──────── Data for the task ────────

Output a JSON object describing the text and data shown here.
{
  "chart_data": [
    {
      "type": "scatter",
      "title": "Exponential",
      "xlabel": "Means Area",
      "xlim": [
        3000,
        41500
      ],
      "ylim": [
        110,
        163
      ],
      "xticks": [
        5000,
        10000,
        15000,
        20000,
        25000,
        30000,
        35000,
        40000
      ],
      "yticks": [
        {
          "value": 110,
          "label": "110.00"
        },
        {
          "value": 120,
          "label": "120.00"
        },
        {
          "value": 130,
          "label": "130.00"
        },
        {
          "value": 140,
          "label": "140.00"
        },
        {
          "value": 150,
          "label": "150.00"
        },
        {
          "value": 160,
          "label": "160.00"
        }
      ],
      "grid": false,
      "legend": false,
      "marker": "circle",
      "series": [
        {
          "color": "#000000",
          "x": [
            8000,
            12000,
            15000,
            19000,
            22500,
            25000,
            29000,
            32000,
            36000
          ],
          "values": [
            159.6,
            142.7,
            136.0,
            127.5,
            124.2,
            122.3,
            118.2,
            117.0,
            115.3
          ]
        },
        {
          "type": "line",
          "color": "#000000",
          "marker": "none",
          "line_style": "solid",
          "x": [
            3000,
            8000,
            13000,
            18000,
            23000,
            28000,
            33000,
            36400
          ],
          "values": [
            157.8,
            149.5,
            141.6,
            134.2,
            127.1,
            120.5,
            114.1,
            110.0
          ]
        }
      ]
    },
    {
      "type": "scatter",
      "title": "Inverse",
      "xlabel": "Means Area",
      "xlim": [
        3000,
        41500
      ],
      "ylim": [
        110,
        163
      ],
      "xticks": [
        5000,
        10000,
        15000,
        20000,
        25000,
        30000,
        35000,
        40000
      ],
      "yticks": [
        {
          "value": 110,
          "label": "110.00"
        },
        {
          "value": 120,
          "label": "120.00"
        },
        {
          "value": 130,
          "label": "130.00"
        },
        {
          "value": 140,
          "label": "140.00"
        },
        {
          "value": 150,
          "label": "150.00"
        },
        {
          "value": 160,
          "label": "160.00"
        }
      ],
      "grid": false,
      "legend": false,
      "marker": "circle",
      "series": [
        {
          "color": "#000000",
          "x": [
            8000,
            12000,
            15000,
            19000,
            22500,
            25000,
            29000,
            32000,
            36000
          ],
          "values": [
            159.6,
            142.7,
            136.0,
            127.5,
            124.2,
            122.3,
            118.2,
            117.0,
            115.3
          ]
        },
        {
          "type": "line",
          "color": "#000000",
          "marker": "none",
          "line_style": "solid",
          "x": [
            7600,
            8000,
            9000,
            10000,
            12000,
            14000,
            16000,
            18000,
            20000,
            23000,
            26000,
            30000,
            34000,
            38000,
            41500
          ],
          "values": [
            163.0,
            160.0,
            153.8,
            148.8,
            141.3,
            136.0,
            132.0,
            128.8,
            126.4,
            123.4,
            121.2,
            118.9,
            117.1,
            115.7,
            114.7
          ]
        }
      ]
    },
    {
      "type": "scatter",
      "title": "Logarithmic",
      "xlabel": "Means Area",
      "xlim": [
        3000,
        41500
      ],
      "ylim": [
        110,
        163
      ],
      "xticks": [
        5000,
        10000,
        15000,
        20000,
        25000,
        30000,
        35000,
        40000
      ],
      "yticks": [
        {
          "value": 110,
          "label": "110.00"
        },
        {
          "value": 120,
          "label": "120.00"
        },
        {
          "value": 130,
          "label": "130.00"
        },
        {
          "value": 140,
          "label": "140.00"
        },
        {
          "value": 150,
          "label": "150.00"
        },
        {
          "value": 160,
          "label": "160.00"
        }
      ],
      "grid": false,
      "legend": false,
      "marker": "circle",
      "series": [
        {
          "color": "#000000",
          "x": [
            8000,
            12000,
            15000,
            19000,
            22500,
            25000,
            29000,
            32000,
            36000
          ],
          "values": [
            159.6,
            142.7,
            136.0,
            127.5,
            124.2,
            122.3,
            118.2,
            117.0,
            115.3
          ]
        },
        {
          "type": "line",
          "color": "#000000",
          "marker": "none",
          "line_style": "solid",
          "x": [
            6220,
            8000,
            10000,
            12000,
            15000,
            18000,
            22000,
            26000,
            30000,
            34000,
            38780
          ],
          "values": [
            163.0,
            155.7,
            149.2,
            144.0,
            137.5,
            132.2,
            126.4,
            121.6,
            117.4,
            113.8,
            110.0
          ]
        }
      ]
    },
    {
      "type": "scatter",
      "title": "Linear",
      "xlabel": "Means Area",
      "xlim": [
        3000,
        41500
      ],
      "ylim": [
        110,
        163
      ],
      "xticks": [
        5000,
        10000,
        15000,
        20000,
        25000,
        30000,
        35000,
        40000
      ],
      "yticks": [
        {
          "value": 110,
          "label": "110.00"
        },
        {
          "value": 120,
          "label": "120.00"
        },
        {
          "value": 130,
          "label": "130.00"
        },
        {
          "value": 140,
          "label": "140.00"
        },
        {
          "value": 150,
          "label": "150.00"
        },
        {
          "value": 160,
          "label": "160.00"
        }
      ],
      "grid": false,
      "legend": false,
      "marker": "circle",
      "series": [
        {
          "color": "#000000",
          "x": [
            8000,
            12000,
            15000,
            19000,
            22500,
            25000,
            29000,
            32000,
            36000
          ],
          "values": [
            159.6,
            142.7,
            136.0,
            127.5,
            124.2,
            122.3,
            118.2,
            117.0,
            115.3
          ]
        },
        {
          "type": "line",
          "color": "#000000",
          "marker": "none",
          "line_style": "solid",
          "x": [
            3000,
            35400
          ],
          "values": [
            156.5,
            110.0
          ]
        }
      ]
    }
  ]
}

────────

§ **Objective**
Reproduce every line of the data verbatim.

§ **Result**
Output a JSON object describing the text and data shown here.
{
  "chart_data": [
    {
      "type": "scatter",
      "title": "Exponential",
      "xlabel": "Means Area",
      "xlim": [
        3000,
        41500
      ],
      "ylim": [
        110,
        163
      ],
      "xticks": [
        5000,
        10000,
        15000,
        20000,
        25000,
        30000,
        35000,
        40000
      ],
      "yticks": [
        {
          "value": 110,
          "label": "110.00"
        },
        {
          "value": 120,
          "label": "120.00"
        },
        {
          "value": 130,
          "label": "130.00"
        },
        {
          "value": 140,
          "label": "140.00"
        },
        {
          "value": 150,
          "label": "150.00"
        },
        {
          "value": 160,
          "label": "160.00"
        }
      ],
      "grid": false,
      "legend": false,
      "marker": "circle",
      "series": [
        {
          "color": "#000000",
          "x": [
            8000,
            12000,
            15000,
            19000,
            22500,
            25000,
            29000,
            32000,
            36000
          ],
          "values": [
            159.6,
            142.7,
            136.0,
            127.5,
            124.2,
            122.3,
            118.2,
            117.0,
            115.3
          ]
        },
        {
          "type": "line",
          "color": "#000000",
          "marker": "none",
          "line_style": "solid",
          "x": [
            3000,
            8000,
            13000,
            18000,
            23000,
            28000,
            33000,
            36400
          ],
          "values": [
            157.8,
            149.5,
            141.6,
            134.2,
            127.1,
            120.5,
            114.1,
            110.0
          ]
        }
      ]
    },
    {
      "type": "scatter",
      "title": "Inverse",
      "xlabel": "Means Area",
      "xlim": [
        3000,
        41500
      ],
      "ylim": [
        110,
        163
      ],
      "xticks": [
        5000,
        10000,
        15000,
        20000,
        25000,
        30000,
        35000,
        40000
      ],
      "yticks": [
        {
          "value": 110,
          "label": "110.00"
        },
        {
          "value": 120,
          "label": "120.00"
        },
        {
          "value": 130,
          "label": "130.00"
        },
        {
          "value": 140,
          "label": "140.00"
        },
        {
          "value": 150,
          "label": "150.00"
        },
        {
          "value": 160,
          "label": "160.00"
        }
      ],
      "grid": false,
      "legend": false,
      "marker": "circle",
      "series": [
        {
          "color": "#000000",
          "x": [
            8000,
            12000,
            15000,
            19000,
            22500,
            25000,
            29000,
            32000,
            36000
          ],
          "values": [
            159.6,
            142.7,
            136.0,
            127.5,
            124.2,
            122.3,
            118.2,
            117.0,
            115.3
          ]
        },
        {
          "type": "line",
          "color": "#000000",
          "marker": "none",
          "line_style": "solid",
          "x": [
            7600,
            8000,
            9000,
            10000,
            12000,
            14000,
            16000,
            18000,
            20000,
            23000,
            26000,
            30000,
            34000,
            38000,
            41500
          ],
          "values": [
            163.0,
            160.0,
            153.8,
            148.8,
            141.3,
            136.0,
            132.0,
            128.8,
            126.4,
            123.4,
            121.2,
            118.9,
            117.1,
            115.7,
            114.7
          ]
        }
      ]
    },
    {
      "type": "scatter",
      "title": "Logarithmic",
      "xlabel": "Means Area",
      "xlim": [
        3000,
        41500
      ],
      "ylim": [
        110,
        163
      ],
      "xticks": [
        5000,
        10000,
        15000,
        20000,
        25000,
        30000,
        35000,
        40000
      ],
      "yticks": [
        {
          "value": 110,
          "label": "110.00"
        },
        {
          "value": 120,
          "label": "120.00"
        },
        {
          "value": 130,
          "label": "130.00"
        },
        {
          "value": 140,
          "label": "140.00"
        },
        {
          "value": 150,
          "label": "150.00"
        },
        {
          "value": 160,
          "label": "160.00"
        }
      ],
      "grid": false,
      "legend": false,
      "marker": "circle",
      "series": [
        {
          "color": "#000000",
          "x": [
            8000,
            12000,
            15000,
            19000,
            22500,
            25000,
            29000,
            32000,
            36000
          ],
          "values": [
            159.6,
            142.7,
            136.0,
            127.5,
            124.2,
            122.3,
            118.2,
            117.0,
            115.3
          ]
        },
        {
          "type": "line",
          "color": "#000000",
          "marker": "none",
          "line_style": "solid",
          "x": [
            6220,
            8000,
            10000,
            12000,
            15000,
            18000,
            22000,
            26000,
            30000,
            34000,
            38780
          ],
          "values": [
            163.0,
            155.7,
            149.2,
            144.0,
            137.5,
            132.2,
            126.4,
            121.6,
            117.4,
            113.8,
            110.0
          ]
        }
      ]
    },
    {
      "type": "scatter",
      "title": "Linear",
      "xlabel": "Means Area",
      "xlim": [
        3000,
        41500
      ],
      "ylim": [
        110,
        163
      ],
      "xticks": [
        5000,
        10000,
        15000,
        20000,
        25000,
        30000,
        35000,
        40000
      ],
      "yticks": [
        {
          "value": 110,
          "label": "110.00"
        },
        {
          "value": 120,
          "label": "120.00"
        },
        {
          "value": 130,
          "label": "130.00"
        },
        {
          "value": 140,
          "label": "140.00"
        },
        {
          "value": 150,
          "label": "150.00"
        },
        {
          "value": 160,
          "label": "160.00"
        }
      ],
      "grid": false,
      "legend": false,
      "marker": "circle",
      "series": [
        {
          "color": "#000000",
          "x": [
            8000,
            12000,
            15000,
            19000,
            22500,
            25000,
            29000,
            32000,
            36000
          ],
          "values": [
            159.6,
            142.7,
            136.0,
            127.5,
            124.2,
            122.3,
            118.2,
            117.0,
            115.3
          ]
        },
        {
          "type": "line",
          "color": "#000000",
          "marker": "none",
          "line_style": "solid",
          "x": [
            3000,
            35400
          ],
          "values": [
            156.5,
            110.0
          ]
        }
      ]
    }
  ]
}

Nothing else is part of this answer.